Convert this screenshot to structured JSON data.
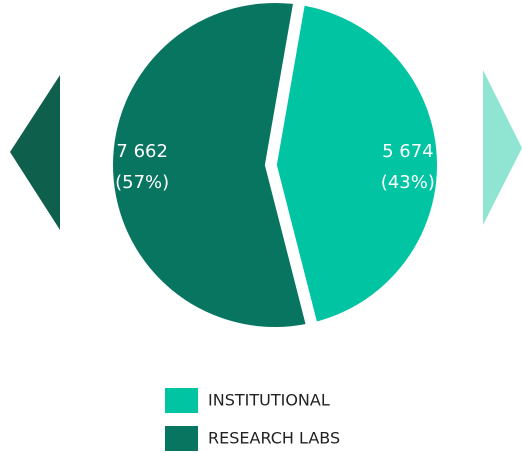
{
  "chart_data": {
    "type": "pie",
    "categories": [
      "INSTITUTIONAL",
      "RESEARCH LABS"
    ],
    "values": [
      5674,
      7662
    ],
    "value_labels": [
      "5 674",
      "7 662"
    ],
    "percentages": [
      43,
      57
    ],
    "percentage_labels": [
      "(43%)",
      "(57%)"
    ],
    "colors": [
      "#00c4a2",
      "#087560"
    ]
  }
}
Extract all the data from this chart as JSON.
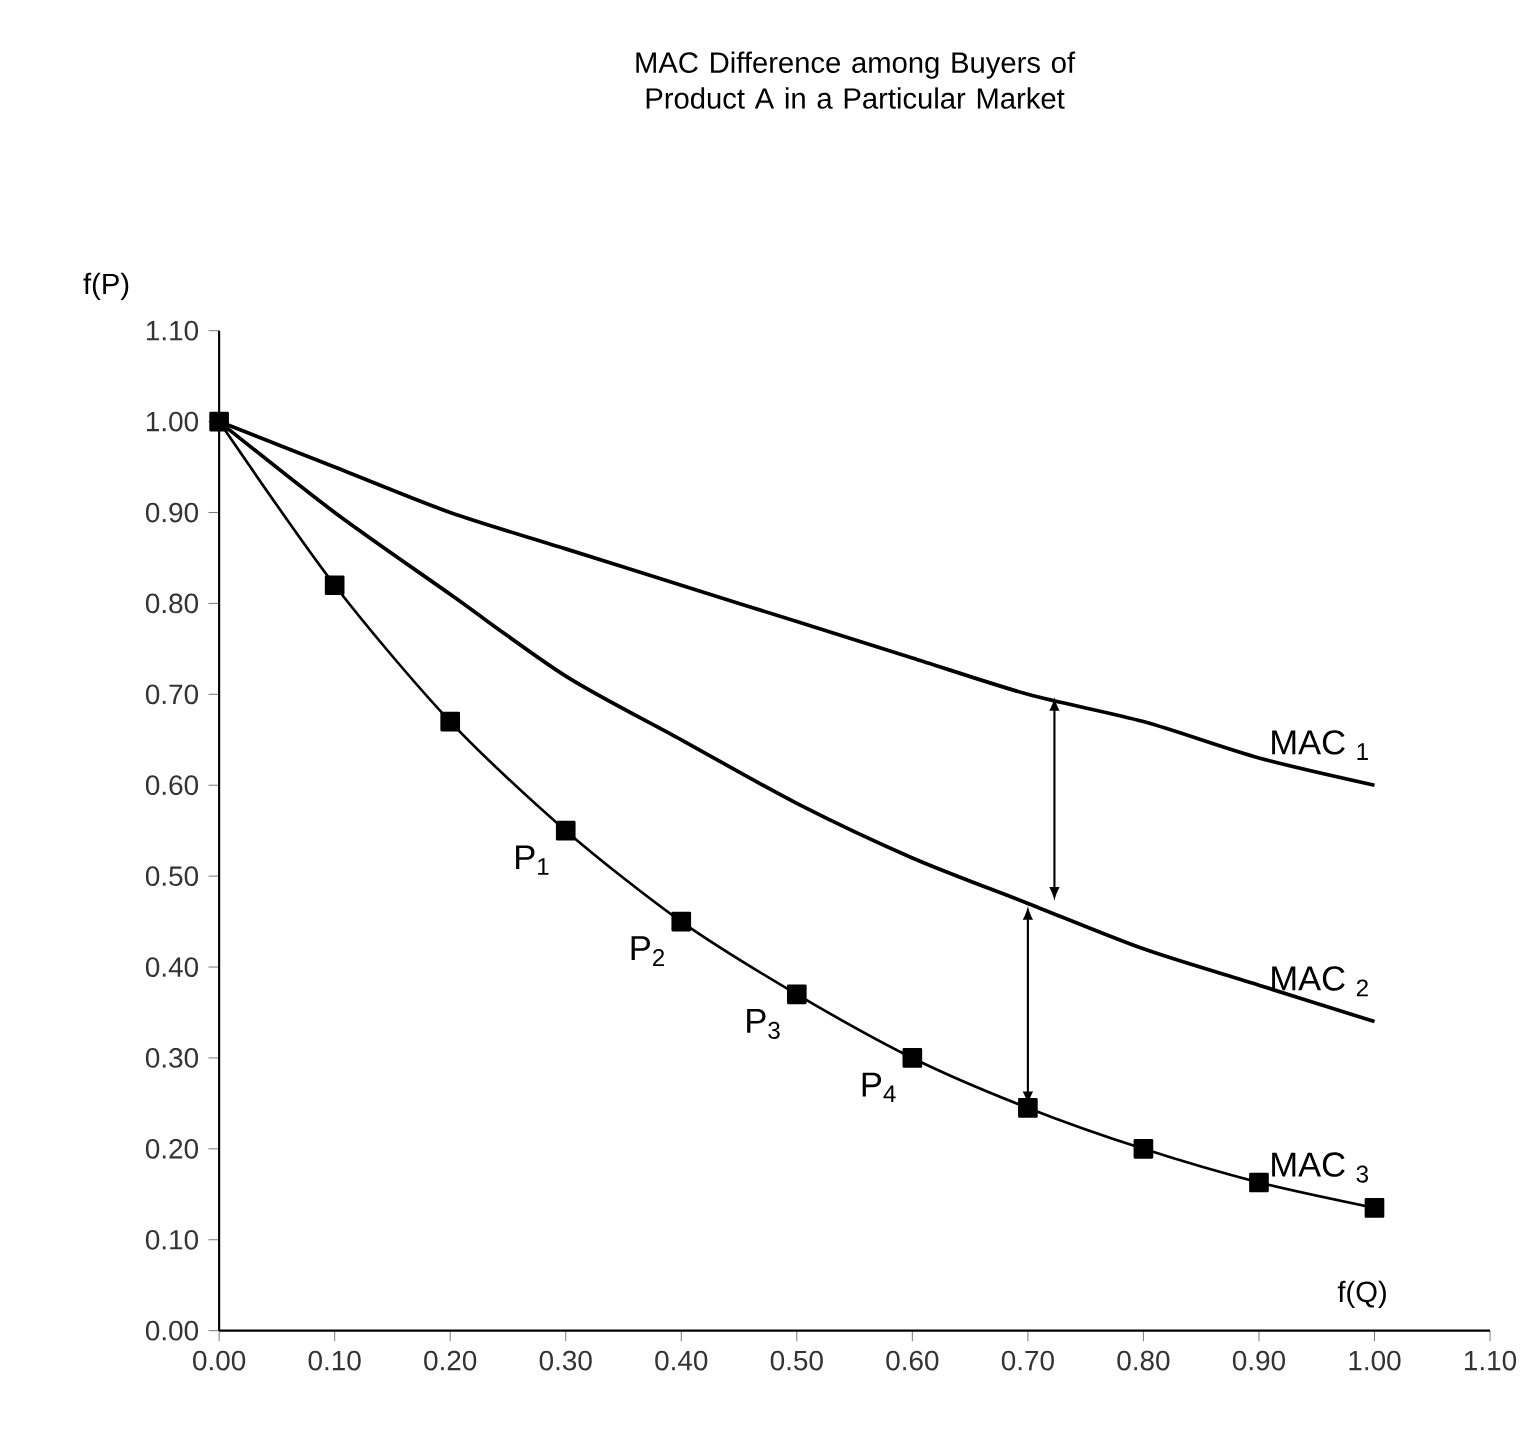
{
  "chart_data": {
    "type": "line",
    "title": "MAC Difference among Buyers of Product A in a Particular Market",
    "xlabel": "f(Q)",
    "ylabel": "f(P)",
    "x": [
      0,
      0.1,
      0.2,
      0.3,
      0.4,
      0.5,
      0.6,
      0.7,
      0.8,
      0.9,
      1.0
    ],
    "series": [
      {
        "name": "MAC $_{1}$",
        "color": "#000000",
        "marker": "none",
        "values": [
          1.0,
          0.95,
          0.9,
          0.86,
          0.82,
          0.78,
          0.74,
          0.7,
          0.67,
          0.63,
          0.6
        ]
      },
      {
        "name": "MAC $_{2}$",
        "color": "#000000",
        "marker": "none",
        "values": [
          1.0,
          0.9,
          0.81,
          0.72,
          0.65,
          0.58,
          0.52,
          0.47,
          0.42,
          0.38,
          0.34
        ]
      },
      {
        "name": "MAC $_{3}$",
        "color": "#000000",
        "marker": "square",
        "values": [
          1.0,
          0.82,
          0.67,
          0.55,
          0.45,
          0.37,
          0.3,
          0.245,
          0.2,
          0.163,
          0.135
        ]
      }
    ],
    "annotations": [
      {
        "text": "P$_{1}$",
        "x": 0.3,
        "y": 0.55
      },
      {
        "text": "P$_{2}$",
        "x": 0.4,
        "y": 0.45
      },
      {
        "text": "P$_{3}$",
        "x": 0.5,
        "y": 0.37
      },
      {
        "text": "P$_{4}$",
        "x": 0.6,
        "y": 0.3
      }
    ],
    "xlim": [
      0,
      1.1
    ],
    "ylim": [
      0,
      1.1
    ],
    "xticks": [
      {
        "value": 0,
        "label": "0.00"
      },
      {
        "value": 0.1,
        "label": "0.10"
      },
      {
        "value": 0.2,
        "label": "0.20"
      },
      {
        "value": 0.3,
        "label": "0.30"
      },
      {
        "value": 0.4,
        "label": "0.40"
      },
      {
        "value": 0.5,
        "label": "0.50"
      },
      {
        "value": 0.6,
        "label": "0.60"
      },
      {
        "value": 0.7,
        "label": "0.70"
      },
      {
        "value": 0.8,
        "label": "0.80"
      },
      {
        "value": 0.9,
        "label": "0.90"
      },
      {
        "value": 1.0,
        "label": "1.00"
      },
      {
        "value": 1.1,
        "label": "1.10"
      }
    ],
    "yticks": [
      {
        "value": 0,
        "label": "0.00"
      },
      {
        "value": 0.1,
        "label": "0.10"
      },
      {
        "value": 0.2,
        "label": "0.20"
      },
      {
        "value": 0.3,
        "label": "0.30"
      },
      {
        "value": 0.4,
        "label": "0.40"
      },
      {
        "value": 0.5,
        "label": "0.50"
      },
      {
        "value": 0.6,
        "label": "0.60"
      },
      {
        "value": 0.7,
        "label": "0.70"
      },
      {
        "value": 0.8,
        "label": "0.80"
      },
      {
        "value": 0.9,
        "label": "0.90"
      },
      {
        "value": 1.0,
        "label": "1.00"
      },
      {
        "value": 1.1,
        "label": "1.10"
      }
    ],
    "grid": false,
    "line_style": "solid"
  }
}
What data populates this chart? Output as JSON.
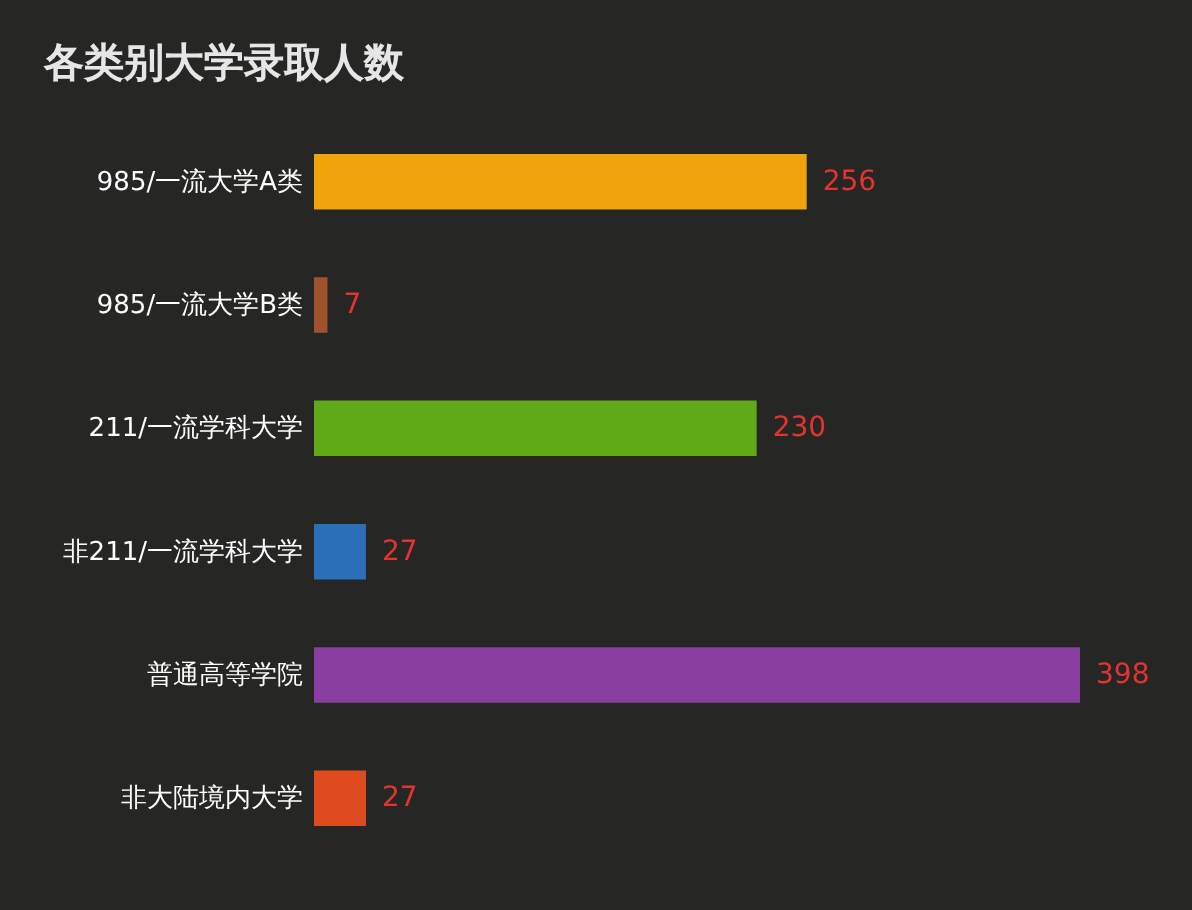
{
  "chart_data": {
    "type": "bar",
    "orientation": "horizontal",
    "title": "各类别大学录取人数",
    "categories": [
      "985/一流大学A类",
      "985/一流大学B类",
      "211/一流学科大学",
      "非211/一流学科大学",
      "普通高等学院",
      "非大陆境内大学"
    ],
    "values": [
      256,
      7,
      230,
      27,
      398,
      27
    ],
    "colors": [
      "#f0a30a",
      "#a0522d",
      "#60a917",
      "#2a6fb8",
      "#8a3ea0",
      "#e04a1f"
    ],
    "data_labels": true
  }
}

What you have to do:
Return every line from the records above that holds the word "JSON".

Output for this exercise:
Convert this screenshot to structured JSON data.
Extract all the data from this chart as JSON.
What data populates this chart? Output as JSON.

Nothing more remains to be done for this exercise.